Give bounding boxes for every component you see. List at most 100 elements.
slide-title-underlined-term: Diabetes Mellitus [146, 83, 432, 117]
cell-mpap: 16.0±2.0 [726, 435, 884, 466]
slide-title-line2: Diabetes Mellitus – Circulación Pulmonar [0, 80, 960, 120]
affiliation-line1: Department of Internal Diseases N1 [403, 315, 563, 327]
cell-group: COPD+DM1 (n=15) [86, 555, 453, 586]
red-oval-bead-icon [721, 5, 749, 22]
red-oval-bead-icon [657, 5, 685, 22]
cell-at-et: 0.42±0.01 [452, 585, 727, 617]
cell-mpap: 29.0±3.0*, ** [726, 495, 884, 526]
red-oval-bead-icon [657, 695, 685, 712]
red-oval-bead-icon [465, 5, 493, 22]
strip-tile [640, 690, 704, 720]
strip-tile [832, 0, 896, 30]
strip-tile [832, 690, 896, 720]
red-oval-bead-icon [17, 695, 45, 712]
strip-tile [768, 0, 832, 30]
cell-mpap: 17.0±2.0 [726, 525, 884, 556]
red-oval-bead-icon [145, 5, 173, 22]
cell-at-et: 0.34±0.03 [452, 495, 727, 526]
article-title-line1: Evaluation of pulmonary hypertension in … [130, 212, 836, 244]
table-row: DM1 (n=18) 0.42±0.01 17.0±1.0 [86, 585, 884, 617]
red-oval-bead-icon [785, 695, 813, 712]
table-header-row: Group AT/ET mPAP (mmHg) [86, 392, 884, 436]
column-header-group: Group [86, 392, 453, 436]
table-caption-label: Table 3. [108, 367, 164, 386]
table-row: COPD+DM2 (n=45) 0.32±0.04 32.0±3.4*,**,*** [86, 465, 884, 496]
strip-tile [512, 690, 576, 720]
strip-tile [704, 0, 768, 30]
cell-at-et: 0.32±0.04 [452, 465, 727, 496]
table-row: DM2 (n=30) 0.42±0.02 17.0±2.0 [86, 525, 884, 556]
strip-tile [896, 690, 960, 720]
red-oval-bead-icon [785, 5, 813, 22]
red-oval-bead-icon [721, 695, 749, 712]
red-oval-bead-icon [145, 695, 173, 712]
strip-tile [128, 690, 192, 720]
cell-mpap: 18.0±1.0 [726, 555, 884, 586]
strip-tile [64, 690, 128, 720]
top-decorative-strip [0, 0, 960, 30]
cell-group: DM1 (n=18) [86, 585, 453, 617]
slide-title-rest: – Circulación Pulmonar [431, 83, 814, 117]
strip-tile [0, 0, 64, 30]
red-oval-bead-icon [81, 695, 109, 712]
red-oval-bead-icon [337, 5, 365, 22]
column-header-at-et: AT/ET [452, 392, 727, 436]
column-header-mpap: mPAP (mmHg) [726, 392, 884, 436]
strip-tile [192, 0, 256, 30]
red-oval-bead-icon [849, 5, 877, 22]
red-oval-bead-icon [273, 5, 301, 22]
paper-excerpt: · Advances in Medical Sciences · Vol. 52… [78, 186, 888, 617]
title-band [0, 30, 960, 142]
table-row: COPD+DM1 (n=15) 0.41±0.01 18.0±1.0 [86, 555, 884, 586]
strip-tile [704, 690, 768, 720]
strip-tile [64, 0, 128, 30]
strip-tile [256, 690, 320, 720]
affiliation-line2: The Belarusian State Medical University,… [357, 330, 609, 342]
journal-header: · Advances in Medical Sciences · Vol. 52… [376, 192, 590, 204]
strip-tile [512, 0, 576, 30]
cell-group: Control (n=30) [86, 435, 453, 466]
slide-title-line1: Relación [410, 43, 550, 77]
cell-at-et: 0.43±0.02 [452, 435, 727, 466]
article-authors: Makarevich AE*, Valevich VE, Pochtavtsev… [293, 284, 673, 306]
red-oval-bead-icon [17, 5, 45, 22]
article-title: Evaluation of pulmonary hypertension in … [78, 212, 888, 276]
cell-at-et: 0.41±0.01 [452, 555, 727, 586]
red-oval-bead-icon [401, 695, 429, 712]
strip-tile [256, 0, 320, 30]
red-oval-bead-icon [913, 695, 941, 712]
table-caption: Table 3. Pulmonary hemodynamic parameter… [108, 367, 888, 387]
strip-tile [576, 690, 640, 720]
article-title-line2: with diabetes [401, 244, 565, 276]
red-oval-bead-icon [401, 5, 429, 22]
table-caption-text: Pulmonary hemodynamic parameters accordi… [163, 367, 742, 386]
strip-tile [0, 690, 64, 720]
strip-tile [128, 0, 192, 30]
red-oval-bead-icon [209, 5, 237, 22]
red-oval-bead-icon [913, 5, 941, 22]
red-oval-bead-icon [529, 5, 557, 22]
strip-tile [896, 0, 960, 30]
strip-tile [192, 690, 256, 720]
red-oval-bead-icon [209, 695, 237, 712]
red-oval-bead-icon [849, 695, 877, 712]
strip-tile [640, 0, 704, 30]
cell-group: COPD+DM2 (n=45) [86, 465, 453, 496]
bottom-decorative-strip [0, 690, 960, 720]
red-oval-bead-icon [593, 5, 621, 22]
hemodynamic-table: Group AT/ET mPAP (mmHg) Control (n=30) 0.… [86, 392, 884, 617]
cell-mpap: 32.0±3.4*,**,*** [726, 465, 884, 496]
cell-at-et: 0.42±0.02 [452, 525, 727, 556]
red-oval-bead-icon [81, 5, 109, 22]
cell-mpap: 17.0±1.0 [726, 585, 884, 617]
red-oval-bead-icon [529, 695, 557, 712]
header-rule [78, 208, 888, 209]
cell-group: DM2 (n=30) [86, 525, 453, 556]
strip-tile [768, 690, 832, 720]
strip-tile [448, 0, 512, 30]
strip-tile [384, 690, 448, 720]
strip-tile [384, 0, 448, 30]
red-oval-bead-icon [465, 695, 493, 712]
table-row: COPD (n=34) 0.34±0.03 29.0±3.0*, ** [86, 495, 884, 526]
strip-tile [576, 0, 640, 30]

━━━━━━━━━━━━━━━━━━━━━━━━━━━━━━

§ **Problem to work on**: Copy out every line of the entries above word for word, with nothing changed.

§ **Completed exercise**:
Give bounding boxes for every component you see. List at most 100 elements.
slide-title-underlined-term: Diabetes Mellitus [146, 83, 432, 117]
cell-mpap: 16.0±2.0 [726, 435, 884, 466]
slide-title-line2: Diabetes Mellitus – Circulación Pulmonar [0, 80, 960, 120]
affiliation-line1: Department of Internal Diseases N1 [403, 315, 563, 327]
cell-group: COPD+DM1 (n=15) [86, 555, 453, 586]
red-oval-bead-icon [721, 5, 749, 22]
red-oval-bead-icon [657, 5, 685, 22]
cell-at-et: 0.42±0.01 [452, 585, 727, 617]
cell-mpap: 29.0±3.0*, ** [726, 495, 884, 526]
red-oval-bead-icon [657, 695, 685, 712]
red-oval-bead-icon [465, 5, 493, 22]
strip-tile [640, 690, 704, 720]
strip-tile [832, 0, 896, 30]
strip-tile [832, 690, 896, 720]
red-oval-bead-icon [17, 695, 45, 712]
strip-tile [768, 0, 832, 30]
cell-mpap: 17.0±2.0 [726, 525, 884, 556]
red-oval-bead-icon [145, 5, 173, 22]
cell-at-et: 0.34±0.03 [452, 495, 727, 526]
article-title-line1: Evaluation of pulmonary hypertension in … [130, 212, 836, 244]
table-row: DM1 (n=18) 0.42±0.01 17.0±1.0 [86, 585, 884, 617]
red-oval-bead-icon [785, 695, 813, 712]
table-header-row: Group AT/ET mPAP (mmHg) [86, 392, 884, 436]
column-header-group: Group [86, 392, 453, 436]
table-caption-label: Table 3. [108, 367, 164, 386]
table-row: COPD+DM2 (n=45) 0.32±0.04 32.0±3.4*,**,*** [86, 465, 884, 496]
strip-tile [512, 690, 576, 720]
strip-tile [704, 0, 768, 30]
cell-at-et: 0.32±0.04 [452, 465, 727, 496]
table-row: DM2 (n=30) 0.42±0.02 17.0±2.0 [86, 525, 884, 556]
strip-tile [896, 690, 960, 720]
red-oval-bead-icon [785, 5, 813, 22]
red-oval-bead-icon [721, 695, 749, 712]
red-oval-bead-icon [145, 695, 173, 712]
strip-tile [128, 690, 192, 720]
cell-mpap: 18.0±1.0 [726, 555, 884, 586]
strip-tile [64, 690, 128, 720]
top-decorative-strip [0, 0, 960, 30]
cell-group: DM1 (n=18) [86, 585, 453, 617]
slide-title-rest: – Circulación Pulmonar [431, 83, 814, 117]
strip-tile [0, 0, 64, 30]
red-oval-bead-icon [81, 695, 109, 712]
red-oval-bead-icon [337, 5, 365, 22]
column-header-at-et: AT/ET [452, 392, 727, 436]
column-header-mpap: mPAP (mmHg) [726, 392, 884, 436]
strip-tile [192, 0, 256, 30]
red-oval-bead-icon [849, 5, 877, 22]
red-oval-bead-icon [273, 5, 301, 22]
paper-excerpt: · Advances in Medical Sciences · Vol. 52… [78, 186, 888, 617]
title-band [0, 30, 960, 142]
table-row: COPD+DM1 (n=15) 0.41±0.01 18.0±1.0 [86, 555, 884, 586]
strip-tile [704, 690, 768, 720]
strip-tile [64, 0, 128, 30]
strip-tile [256, 690, 320, 720]
affiliation-line2: The Belarusian State Medical University,… [357, 330, 609, 342]
journal-header: · Advances in Medical Sciences · Vol. 52… [376, 192, 590, 204]
strip-tile [512, 0, 576, 30]
cell-group: Control (n=30) [86, 435, 453, 466]
slide-title-line1: Relación [410, 43, 550, 77]
cell-at-et: 0.43±0.02 [452, 435, 727, 466]
article-authors: Makarevich AE*, Valevich VE, Pochtavtsev… [293, 284, 673, 306]
red-oval-bead-icon [17, 5, 45, 22]
article-title: Evaluation of pulmonary hypertension in … [78, 212, 888, 276]
cell-at-et: 0.41±0.01 [452, 555, 727, 586]
red-oval-bead-icon [401, 695, 429, 712]
strip-tile [256, 0, 320, 30]
red-oval-bead-icon [913, 695, 941, 712]
table-caption: Table 3. Pulmonary hemodynamic parameter… [108, 367, 888, 387]
strip-tile [576, 690, 640, 720]
article-title-line2: with diabetes [401, 244, 565, 276]
red-oval-bead-icon [401, 5, 429, 22]
table-caption-text: Pulmonary hemodynamic parameters accordi… [163, 367, 742, 386]
strip-tile [0, 690, 64, 720]
strip-tile [128, 0, 192, 30]
red-oval-bead-icon [209, 5, 237, 22]
red-oval-bead-icon [913, 5, 941, 22]
red-oval-bead-icon [529, 5, 557, 22]
strip-tile [896, 0, 960, 30]
strip-tile [192, 690, 256, 720]
red-oval-bead-icon [209, 695, 237, 712]
red-oval-bead-icon [849, 695, 877, 712]
strip-tile [640, 0, 704, 30]
cell-group: COPD+DM2 (n=45) [86, 465, 453, 496]
bottom-decorative-strip [0, 690, 960, 720]
red-oval-bead-icon [593, 5, 621, 22]
hemodynamic-table: Group AT/ET mPAP (mmHg) Control (n=30) 0.… [86, 392, 884, 617]
cell-mpap: 32.0±3.4*,**,*** [726, 465, 884, 496]
cell-at-et: 0.42±0.02 [452, 525, 727, 556]
red-oval-bead-icon [81, 5, 109, 22]
cell-mpap: 17.0±1.0 [726, 585, 884, 617]
red-oval-bead-icon [529, 695, 557, 712]
header-rule [78, 208, 888, 209]
cell-group: DM2 (n=30) [86, 525, 453, 556]
strip-tile [768, 690, 832, 720]
strip-tile [448, 0, 512, 30]
strip-tile [384, 690, 448, 720]
strip-tile [384, 0, 448, 30]
red-oval-bead-icon [465, 695, 493, 712]
table-row: COPD (n=34) 0.34±0.03 29.0±3.0*, ** [86, 495, 884, 526]
strip-tile [576, 0, 640, 30]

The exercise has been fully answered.